# STORED ROWS start

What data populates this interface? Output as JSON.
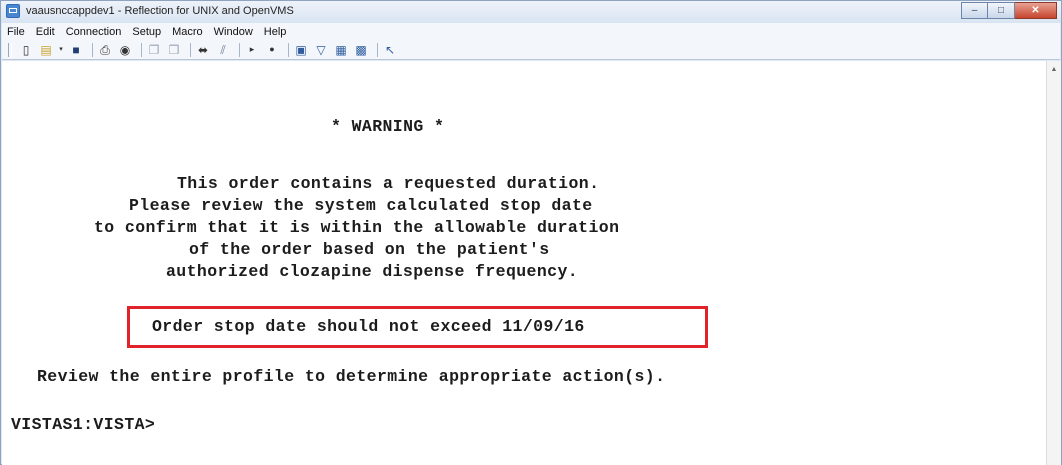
{
  "window": {
    "title": "vaausnccappdev1 - Reflection for UNIX and OpenVMS",
    "controls": [
      "minimize",
      "maximize",
      "close"
    ]
  },
  "menu": {
    "items": [
      "File",
      "Edit",
      "Connection",
      "Setup",
      "Macro",
      "Window",
      "Help"
    ]
  },
  "toolbar": {
    "icons": [
      "new-document-icon",
      "open-folder-icon",
      "save-icon",
      "print-icon",
      "find-icon",
      "copy-icon",
      "paste-icon",
      "connect-icon",
      "disconnect-icon",
      "play-icon",
      "record-icon",
      "display-icon",
      "keyboard-icon",
      "settings-icon",
      "grid-icon",
      "help-pointer-icon"
    ]
  },
  "terminal": {
    "warning": "* WARNING *",
    "message_lines": [
      "This order contains a requested duration.",
      "Please review the system calculated stop date",
      "to confirm that it is within the allowable duration",
      "of the order based on the patient's",
      "authorized clozapine dispense frequency."
    ],
    "stop_date_notice": "Order stop date should not exceed 11/09/16",
    "review_line": "Review the entire profile to determine appropriate action(s).",
    "prompt": "VISTAS1:VISTA>"
  },
  "colors": {
    "highlight_border": "#e0232b",
    "terminal_background": "#ffffff",
    "terminal_text": "#1c1c1c"
  }
}
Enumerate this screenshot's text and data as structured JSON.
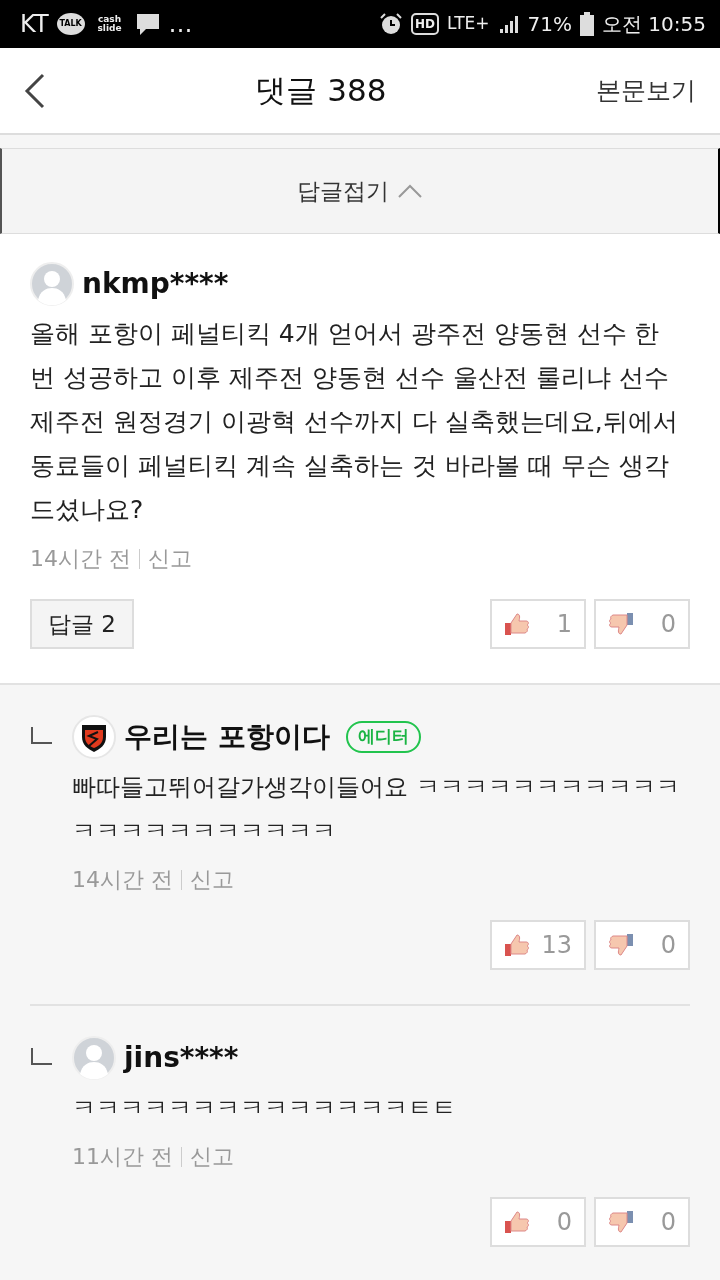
{
  "status_bar": {
    "carrier": "KT",
    "talk": "TALK",
    "cash": "cash slide",
    "more": "…",
    "hd": "HD",
    "network": "LTE+",
    "battery": "71%",
    "time": "오전 10:55"
  },
  "header": {
    "title": "댓글 388",
    "link": "본문보기"
  },
  "collapse": {
    "label": "답글접기"
  },
  "comment": {
    "avatar": {
      "kind": "default"
    },
    "author": "nkmp****",
    "body": "올해 포항이 페널티킥 4개 얻어서 광주전 양동현 선수 한 번 성공하고 이후 제주전 양동현 선수 울산전 룰리냐 선수 제주전 원정경기 이광혁 선수까지 다 실축했는데요,뒤에서 동료들이 페널티킥 계속 실축하는 것 바라볼 때 무슨 생각 드셨나요?",
    "time": "14시간 전",
    "report": "신고",
    "replies_button": "답글 2",
    "likes": "1",
    "dislikes": "0"
  },
  "replies": [
    {
      "avatar": {
        "kind": "logo"
      },
      "author": "우리는 포항이다",
      "badge": "에디터",
      "body": "빠따들고뛰어갈가생각이들어요 ㅋㅋㅋㅋㅋㅋㅋㅋㅋㅋㅋㅋㅋㅋㅋㅋㅋㅋㅋㅋㅋㅋ",
      "time": "14시간 전",
      "report": "신고",
      "likes": "13",
      "dislikes": "0"
    },
    {
      "avatar": {
        "kind": "default"
      },
      "author": "jins****",
      "body": "ㅋㅋㅋㅋㅋㅋㅋㅋㅋㅋㅋㅋㅋㅋㅌㅌ",
      "time": "11시간 전",
      "report": "신고",
      "likes": "0",
      "dislikes": "0"
    }
  ]
}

# STORED ROWS end

BRIEF: Where does the word "date" appear in the listing? List each line that holds it.

THE REPLY:
      "Please review the system calculated stop date",
    "stop_date_notice": "Order stop date should not exceed 11/09/16",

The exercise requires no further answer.